──────── Data supplied

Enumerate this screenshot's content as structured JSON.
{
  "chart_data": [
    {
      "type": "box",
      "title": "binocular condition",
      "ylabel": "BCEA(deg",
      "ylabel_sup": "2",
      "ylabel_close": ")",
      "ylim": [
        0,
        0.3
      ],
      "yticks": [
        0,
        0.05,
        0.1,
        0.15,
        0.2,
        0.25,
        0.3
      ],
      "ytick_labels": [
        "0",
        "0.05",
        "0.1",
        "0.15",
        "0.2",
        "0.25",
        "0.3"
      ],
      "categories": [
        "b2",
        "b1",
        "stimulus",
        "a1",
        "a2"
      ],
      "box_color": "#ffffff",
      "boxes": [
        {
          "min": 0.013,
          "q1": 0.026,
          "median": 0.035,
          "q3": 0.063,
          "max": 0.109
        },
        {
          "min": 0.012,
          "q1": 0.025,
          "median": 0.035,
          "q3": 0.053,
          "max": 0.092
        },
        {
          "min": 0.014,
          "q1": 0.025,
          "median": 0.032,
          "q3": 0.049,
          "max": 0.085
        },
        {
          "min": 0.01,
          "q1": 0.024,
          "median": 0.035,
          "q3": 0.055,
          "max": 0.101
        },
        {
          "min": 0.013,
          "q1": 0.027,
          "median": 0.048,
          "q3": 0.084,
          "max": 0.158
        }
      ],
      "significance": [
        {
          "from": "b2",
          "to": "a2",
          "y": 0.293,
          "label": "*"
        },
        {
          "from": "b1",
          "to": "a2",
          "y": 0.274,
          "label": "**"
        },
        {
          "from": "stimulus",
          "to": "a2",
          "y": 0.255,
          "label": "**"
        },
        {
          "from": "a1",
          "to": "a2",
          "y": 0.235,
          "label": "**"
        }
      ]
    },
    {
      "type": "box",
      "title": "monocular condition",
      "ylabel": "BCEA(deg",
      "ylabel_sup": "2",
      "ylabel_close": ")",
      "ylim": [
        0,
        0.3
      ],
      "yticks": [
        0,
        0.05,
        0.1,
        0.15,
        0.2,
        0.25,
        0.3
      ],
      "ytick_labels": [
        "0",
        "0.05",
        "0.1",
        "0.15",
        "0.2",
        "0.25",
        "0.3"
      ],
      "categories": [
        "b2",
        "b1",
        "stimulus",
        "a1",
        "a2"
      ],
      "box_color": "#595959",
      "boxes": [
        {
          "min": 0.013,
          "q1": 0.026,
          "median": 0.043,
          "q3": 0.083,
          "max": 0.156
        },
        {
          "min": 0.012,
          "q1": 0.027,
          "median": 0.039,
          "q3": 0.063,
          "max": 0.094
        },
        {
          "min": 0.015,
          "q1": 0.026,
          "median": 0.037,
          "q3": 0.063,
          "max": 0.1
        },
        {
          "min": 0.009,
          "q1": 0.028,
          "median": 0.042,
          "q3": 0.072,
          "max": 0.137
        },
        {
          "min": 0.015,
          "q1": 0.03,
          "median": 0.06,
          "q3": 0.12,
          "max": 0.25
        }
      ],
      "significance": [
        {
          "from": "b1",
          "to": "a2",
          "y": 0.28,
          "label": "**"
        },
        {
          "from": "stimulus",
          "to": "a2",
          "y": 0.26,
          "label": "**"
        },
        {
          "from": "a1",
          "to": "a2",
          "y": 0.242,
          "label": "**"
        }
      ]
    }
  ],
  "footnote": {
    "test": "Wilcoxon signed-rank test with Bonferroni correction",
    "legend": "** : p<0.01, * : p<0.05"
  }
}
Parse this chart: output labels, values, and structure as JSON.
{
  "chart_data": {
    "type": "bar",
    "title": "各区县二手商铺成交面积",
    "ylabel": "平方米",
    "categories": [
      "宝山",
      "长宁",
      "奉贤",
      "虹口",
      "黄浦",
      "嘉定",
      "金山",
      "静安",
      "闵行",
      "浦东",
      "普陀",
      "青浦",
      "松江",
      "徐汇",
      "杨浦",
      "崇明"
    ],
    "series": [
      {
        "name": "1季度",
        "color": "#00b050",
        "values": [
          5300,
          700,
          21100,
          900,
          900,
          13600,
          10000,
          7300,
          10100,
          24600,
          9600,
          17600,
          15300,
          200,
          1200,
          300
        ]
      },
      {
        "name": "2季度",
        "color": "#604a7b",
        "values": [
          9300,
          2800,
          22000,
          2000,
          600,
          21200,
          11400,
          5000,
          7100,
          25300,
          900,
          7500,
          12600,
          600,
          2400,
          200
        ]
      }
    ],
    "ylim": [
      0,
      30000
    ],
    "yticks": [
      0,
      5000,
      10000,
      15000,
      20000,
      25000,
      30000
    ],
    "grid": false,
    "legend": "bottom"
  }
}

────────────────

◆ Task to complete
All lines from the one containing "Parse this chart: output" through the end of the records, both ends included, are to be quoted exactly; please add nothing else.

◆ Result of the exercise
Parse this chart: output labels, values, and structure as JSON.
{
  "chart_data": {
    "type": "bar",
    "title": "各区县二手商铺成交面积",
    "ylabel": "平方米",
    "categories": [
      "宝山",
      "长宁",
      "奉贤",
      "虹口",
      "黄浦",
      "嘉定",
      "金山",
      "静安",
      "闵行",
      "浦东",
      "普陀",
      "青浦",
      "松江",
      "徐汇",
      "杨浦",
      "崇明"
    ],
    "series": [
      {
        "name": "1季度",
        "color": "#00b050",
        "values": [
          5300,
          700,
          21100,
          900,
          900,
          13600,
          10000,
          7300,
          10100,
          24600,
          9600,
          17600,
          15300,
          200,
          1200,
          300
        ]
      },
      {
        "name": "2季度",
        "color": "#604a7b",
        "values": [
          9300,
          2800,
          22000,
          2000,
          600,
          21200,
          11400,
          5000,
          7100,
          25300,
          900,
          7500,
          12600,
          600,
          2400,
          200
        ]
      }
    ],
    "ylim": [
      0,
      30000
    ],
    "yticks": [
      0,
      5000,
      10000,
      15000,
      20000,
      25000,
      30000
    ],
    "grid": false,
    "legend": "bottom"
  }
}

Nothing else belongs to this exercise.